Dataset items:
========================================================================

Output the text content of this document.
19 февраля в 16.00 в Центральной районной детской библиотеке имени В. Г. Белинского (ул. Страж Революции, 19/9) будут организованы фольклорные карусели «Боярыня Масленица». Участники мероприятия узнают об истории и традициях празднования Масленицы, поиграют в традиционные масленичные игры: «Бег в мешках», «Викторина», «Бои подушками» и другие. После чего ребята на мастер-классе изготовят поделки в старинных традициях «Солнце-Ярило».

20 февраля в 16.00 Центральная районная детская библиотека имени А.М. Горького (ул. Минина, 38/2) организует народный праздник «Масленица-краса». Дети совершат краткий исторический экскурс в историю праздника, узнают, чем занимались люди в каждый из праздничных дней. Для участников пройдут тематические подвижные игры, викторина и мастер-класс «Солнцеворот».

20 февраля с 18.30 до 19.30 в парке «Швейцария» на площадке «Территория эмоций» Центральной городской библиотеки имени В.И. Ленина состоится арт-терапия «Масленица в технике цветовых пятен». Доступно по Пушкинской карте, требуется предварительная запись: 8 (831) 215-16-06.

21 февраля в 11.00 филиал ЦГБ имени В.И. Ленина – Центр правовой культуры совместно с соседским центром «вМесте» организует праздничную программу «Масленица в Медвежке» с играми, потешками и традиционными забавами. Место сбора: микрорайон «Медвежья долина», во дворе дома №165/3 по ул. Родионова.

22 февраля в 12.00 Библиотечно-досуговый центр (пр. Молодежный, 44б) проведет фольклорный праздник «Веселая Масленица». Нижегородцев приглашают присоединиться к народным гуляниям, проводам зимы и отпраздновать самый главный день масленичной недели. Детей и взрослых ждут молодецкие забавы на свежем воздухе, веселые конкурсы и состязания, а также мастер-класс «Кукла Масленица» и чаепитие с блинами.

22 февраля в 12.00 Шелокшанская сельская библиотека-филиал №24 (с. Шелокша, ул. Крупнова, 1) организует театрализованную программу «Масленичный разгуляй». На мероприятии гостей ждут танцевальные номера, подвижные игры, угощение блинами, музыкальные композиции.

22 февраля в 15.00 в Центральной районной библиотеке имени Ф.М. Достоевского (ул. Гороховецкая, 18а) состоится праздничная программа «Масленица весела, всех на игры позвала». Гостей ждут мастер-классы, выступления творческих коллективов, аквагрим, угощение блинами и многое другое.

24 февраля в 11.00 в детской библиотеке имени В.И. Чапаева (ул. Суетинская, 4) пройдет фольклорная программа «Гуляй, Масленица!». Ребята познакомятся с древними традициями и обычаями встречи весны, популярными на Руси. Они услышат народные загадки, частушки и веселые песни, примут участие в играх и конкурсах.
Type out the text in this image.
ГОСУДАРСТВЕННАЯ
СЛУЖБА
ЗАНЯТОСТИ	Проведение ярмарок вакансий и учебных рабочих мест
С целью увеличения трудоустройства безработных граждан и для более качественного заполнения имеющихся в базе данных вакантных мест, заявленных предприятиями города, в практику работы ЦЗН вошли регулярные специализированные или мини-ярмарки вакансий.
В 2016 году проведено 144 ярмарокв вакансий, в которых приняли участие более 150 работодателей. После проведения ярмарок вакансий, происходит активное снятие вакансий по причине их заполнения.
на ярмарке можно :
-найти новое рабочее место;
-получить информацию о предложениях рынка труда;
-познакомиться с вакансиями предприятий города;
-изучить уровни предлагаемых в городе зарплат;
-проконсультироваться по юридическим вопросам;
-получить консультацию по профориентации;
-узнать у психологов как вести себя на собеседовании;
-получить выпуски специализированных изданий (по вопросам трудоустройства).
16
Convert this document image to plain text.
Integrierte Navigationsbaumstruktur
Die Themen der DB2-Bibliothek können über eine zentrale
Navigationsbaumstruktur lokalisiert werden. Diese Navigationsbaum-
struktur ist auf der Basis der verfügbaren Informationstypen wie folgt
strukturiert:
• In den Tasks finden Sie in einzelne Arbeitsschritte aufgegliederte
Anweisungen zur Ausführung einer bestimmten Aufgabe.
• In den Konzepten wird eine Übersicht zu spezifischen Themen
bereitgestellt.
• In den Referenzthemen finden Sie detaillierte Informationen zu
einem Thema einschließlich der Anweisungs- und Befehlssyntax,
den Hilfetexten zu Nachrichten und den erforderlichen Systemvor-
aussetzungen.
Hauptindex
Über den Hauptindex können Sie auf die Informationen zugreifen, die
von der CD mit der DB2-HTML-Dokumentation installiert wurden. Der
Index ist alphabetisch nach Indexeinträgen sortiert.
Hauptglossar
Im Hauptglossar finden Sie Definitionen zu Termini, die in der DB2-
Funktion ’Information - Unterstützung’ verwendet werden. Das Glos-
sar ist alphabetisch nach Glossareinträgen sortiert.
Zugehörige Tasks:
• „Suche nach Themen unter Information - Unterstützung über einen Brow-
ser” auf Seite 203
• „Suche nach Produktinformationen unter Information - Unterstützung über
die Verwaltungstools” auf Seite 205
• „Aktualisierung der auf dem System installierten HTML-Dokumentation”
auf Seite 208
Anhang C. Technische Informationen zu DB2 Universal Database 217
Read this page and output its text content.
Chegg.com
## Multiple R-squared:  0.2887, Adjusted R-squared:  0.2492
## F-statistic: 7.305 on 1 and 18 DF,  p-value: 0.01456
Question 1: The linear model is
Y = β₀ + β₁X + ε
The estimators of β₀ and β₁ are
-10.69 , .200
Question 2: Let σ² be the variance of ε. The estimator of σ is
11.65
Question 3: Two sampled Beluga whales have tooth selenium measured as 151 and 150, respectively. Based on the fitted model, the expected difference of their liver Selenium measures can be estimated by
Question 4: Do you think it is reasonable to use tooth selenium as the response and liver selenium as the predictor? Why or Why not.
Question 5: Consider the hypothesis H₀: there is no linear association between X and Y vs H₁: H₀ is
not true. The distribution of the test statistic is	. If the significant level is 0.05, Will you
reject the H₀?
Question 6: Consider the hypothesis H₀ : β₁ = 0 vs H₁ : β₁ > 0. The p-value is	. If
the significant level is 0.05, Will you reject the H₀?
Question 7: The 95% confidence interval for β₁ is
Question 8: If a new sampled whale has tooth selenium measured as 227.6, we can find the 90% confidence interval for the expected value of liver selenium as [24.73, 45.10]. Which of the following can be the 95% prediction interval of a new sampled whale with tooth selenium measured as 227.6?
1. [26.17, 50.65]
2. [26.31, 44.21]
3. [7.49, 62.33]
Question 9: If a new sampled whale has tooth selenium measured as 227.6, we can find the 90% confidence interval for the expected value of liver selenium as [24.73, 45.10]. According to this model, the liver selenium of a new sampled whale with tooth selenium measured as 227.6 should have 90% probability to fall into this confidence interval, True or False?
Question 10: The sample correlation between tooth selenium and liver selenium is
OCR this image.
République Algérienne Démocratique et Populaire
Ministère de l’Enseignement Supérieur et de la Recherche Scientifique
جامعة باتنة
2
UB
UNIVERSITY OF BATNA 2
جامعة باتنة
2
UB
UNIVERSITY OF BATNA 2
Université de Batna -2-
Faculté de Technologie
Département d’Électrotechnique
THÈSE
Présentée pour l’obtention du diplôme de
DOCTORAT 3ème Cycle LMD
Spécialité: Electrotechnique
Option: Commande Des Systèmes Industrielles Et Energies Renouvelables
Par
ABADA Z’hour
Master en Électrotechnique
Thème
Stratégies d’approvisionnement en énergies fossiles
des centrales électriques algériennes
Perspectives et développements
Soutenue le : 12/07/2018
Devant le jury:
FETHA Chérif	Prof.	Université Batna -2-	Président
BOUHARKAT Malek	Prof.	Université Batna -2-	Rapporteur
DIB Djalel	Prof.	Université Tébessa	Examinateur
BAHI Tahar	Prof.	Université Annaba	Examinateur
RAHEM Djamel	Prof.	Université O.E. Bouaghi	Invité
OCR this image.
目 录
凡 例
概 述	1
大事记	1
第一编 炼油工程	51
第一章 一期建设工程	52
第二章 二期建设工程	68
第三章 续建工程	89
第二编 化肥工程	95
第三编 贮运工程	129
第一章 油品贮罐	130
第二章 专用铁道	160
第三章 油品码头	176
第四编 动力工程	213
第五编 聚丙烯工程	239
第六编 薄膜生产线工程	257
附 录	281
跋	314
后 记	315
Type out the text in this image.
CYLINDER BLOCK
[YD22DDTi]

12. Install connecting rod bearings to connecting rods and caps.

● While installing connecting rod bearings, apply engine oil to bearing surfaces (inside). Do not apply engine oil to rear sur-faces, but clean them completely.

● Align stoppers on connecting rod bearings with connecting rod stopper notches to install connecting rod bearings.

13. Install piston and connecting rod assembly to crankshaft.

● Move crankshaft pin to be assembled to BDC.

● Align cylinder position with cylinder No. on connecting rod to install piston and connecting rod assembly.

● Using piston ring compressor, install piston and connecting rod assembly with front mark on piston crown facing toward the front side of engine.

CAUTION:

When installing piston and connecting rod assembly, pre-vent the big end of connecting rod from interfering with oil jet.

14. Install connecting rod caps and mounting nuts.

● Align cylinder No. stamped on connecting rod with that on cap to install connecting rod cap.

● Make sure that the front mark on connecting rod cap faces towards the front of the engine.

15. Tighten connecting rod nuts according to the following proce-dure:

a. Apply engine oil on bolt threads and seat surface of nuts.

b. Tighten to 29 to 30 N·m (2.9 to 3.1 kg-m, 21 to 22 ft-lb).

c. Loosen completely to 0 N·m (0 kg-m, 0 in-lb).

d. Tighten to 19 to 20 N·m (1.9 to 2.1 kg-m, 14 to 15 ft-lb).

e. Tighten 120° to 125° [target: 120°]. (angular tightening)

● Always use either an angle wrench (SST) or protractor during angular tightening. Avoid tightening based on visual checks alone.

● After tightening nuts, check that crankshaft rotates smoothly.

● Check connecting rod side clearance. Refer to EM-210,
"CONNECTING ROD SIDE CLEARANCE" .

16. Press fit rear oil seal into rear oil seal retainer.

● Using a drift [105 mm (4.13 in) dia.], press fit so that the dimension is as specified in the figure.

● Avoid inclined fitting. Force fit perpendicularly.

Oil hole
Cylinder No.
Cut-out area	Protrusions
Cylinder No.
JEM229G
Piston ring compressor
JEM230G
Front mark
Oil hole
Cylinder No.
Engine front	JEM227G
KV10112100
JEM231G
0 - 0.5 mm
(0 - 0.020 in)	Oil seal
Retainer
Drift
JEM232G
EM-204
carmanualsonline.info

========================================================================

**AIM:**
Lines containing the string "подвижные" are to be selected and copied.

**REPLY TO THE TASK:**
20 февраля в 16.00 Центральная районная детская библиотека имени А.М. Горького (ул. Минина, 38/2) организует народный праздник «Масленица-краса». Дети совершат краткий исторический экскурс в историю праздника, узнают, чем занимались люди в каждый из праздничных дней. Для участников пройдут тематические подвижные игры, викторина и мастер-класс «Солнцеворот».
22 февраля в 12.00 Шелокшанская сельская библиотека-филиал №24 (с. Шелокша, ул. Крупнова, 1) организует театрализованную программу «Масленичный разгуляй». На мероприятии гостей ждут танцевальные номера, подвижные игры, угощение блинами, музыкальные композиции.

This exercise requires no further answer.